● DO THIS: Reproduce the items below verbatim, from the first line through the line containing "loading-day-cell: SAT bbox=[102, 436, 211, 473]", with both of those lines included.

● TASK INPUTS:
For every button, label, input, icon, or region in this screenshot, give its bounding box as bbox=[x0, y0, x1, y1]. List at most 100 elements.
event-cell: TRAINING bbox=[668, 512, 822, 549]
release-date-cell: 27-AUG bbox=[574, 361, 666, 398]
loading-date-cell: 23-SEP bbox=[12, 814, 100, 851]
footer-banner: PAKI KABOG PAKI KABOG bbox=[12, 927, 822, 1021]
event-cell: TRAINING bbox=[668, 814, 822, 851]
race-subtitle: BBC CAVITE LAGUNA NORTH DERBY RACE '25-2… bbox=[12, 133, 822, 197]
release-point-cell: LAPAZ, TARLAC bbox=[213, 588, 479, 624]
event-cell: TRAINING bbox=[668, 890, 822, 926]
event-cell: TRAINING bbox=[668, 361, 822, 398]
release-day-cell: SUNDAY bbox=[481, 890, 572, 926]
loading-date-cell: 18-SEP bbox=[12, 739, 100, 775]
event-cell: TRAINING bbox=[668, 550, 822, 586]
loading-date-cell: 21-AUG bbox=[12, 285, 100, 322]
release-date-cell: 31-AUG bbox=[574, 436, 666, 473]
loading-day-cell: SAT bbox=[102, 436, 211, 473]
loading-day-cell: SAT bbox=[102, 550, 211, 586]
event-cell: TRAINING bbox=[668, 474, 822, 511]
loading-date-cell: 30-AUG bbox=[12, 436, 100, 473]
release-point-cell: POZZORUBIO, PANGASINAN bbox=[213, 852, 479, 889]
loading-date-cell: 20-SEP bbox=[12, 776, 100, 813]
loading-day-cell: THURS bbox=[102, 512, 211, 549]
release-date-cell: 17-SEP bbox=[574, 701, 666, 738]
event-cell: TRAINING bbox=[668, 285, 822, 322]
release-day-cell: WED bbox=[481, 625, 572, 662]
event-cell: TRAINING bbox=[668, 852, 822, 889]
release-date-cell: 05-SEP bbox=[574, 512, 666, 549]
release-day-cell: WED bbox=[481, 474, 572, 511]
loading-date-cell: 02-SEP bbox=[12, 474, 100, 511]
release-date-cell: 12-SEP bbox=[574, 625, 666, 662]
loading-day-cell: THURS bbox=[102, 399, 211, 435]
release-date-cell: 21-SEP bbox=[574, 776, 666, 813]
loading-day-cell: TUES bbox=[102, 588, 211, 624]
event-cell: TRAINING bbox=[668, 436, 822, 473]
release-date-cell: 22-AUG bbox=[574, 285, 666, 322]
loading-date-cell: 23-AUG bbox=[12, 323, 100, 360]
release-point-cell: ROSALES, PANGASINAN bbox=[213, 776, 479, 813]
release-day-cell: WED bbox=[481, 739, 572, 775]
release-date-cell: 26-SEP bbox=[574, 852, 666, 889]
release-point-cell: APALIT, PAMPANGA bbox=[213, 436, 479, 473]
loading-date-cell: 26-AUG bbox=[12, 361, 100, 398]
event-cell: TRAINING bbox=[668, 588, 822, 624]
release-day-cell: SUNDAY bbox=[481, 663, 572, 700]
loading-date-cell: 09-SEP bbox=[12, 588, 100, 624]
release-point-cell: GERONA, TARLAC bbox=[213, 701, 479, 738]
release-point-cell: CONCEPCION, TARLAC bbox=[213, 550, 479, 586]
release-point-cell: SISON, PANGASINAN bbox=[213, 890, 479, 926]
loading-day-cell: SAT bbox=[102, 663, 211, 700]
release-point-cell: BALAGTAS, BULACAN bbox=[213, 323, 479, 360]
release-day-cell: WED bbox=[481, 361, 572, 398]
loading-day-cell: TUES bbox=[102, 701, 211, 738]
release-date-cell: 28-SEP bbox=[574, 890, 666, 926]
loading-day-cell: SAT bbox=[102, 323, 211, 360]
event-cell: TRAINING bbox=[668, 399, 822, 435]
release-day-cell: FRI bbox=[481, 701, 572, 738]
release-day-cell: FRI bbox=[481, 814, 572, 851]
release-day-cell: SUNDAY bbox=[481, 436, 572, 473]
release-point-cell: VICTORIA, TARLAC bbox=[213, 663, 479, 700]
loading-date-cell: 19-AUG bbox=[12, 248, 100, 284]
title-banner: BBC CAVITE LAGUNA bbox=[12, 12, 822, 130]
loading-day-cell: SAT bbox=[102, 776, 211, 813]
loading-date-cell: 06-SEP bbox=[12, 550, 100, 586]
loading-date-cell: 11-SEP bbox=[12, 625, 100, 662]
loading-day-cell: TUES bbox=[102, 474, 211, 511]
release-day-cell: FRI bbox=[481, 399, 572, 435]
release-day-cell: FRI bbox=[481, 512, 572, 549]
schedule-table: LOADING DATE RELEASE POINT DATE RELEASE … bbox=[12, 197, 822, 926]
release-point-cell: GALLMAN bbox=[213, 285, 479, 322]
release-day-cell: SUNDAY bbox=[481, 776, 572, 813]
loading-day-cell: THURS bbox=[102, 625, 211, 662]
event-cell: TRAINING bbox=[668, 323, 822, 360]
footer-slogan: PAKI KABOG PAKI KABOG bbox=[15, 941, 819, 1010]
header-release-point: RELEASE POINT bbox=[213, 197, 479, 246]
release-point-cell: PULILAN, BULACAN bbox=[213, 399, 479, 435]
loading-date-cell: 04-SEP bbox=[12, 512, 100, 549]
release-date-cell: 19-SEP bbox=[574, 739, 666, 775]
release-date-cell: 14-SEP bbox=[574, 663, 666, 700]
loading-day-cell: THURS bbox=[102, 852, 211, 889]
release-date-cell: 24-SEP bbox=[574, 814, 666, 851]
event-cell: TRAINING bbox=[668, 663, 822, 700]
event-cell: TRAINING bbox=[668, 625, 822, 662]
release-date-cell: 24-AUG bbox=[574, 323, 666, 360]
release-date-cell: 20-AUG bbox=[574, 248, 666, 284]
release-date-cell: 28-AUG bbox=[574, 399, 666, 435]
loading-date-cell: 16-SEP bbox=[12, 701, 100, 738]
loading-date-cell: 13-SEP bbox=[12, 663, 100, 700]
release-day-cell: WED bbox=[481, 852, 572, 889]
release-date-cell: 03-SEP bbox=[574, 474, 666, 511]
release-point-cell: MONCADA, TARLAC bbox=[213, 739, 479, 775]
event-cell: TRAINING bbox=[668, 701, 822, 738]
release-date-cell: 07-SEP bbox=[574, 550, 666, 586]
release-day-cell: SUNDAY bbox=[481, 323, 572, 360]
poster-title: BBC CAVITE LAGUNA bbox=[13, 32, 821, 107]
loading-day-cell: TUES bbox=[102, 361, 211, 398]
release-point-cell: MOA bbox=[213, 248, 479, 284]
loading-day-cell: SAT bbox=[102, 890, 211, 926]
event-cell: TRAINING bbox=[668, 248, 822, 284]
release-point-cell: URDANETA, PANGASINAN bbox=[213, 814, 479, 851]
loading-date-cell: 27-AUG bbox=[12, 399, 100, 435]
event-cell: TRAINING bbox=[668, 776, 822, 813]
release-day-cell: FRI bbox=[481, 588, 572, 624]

● CORRECT RESULT:
For every button, label, input, icon, or region in this screenshot, give its bounding box as bbox=[x0, y0, x1, y1]. List at most 100 elements.
event-cell: TRAINING bbox=[668, 512, 822, 549]
release-date-cell: 27-AUG bbox=[574, 361, 666, 398]
loading-date-cell: 23-SEP bbox=[12, 814, 100, 851]
footer-banner: PAKI KABOG PAKI KABOG bbox=[12, 927, 822, 1021]
event-cell: TRAINING bbox=[668, 814, 822, 851]
race-subtitle: BBC CAVITE LAGUNA NORTH DERBY RACE '25-2… bbox=[12, 133, 822, 197]
release-point-cell: LAPAZ, TARLAC bbox=[213, 588, 479, 624]
event-cell: TRAINING bbox=[668, 890, 822, 926]
event-cell: TRAINING bbox=[668, 361, 822, 398]
release-day-cell: SUNDAY bbox=[481, 890, 572, 926]
loading-date-cell: 18-SEP bbox=[12, 739, 100, 775]
event-cell: TRAINING bbox=[668, 550, 822, 586]
loading-date-cell: 21-AUG bbox=[12, 285, 100, 322]
release-date-cell: 31-AUG bbox=[574, 436, 666, 473]
loading-day-cell: SAT bbox=[102, 436, 211, 473]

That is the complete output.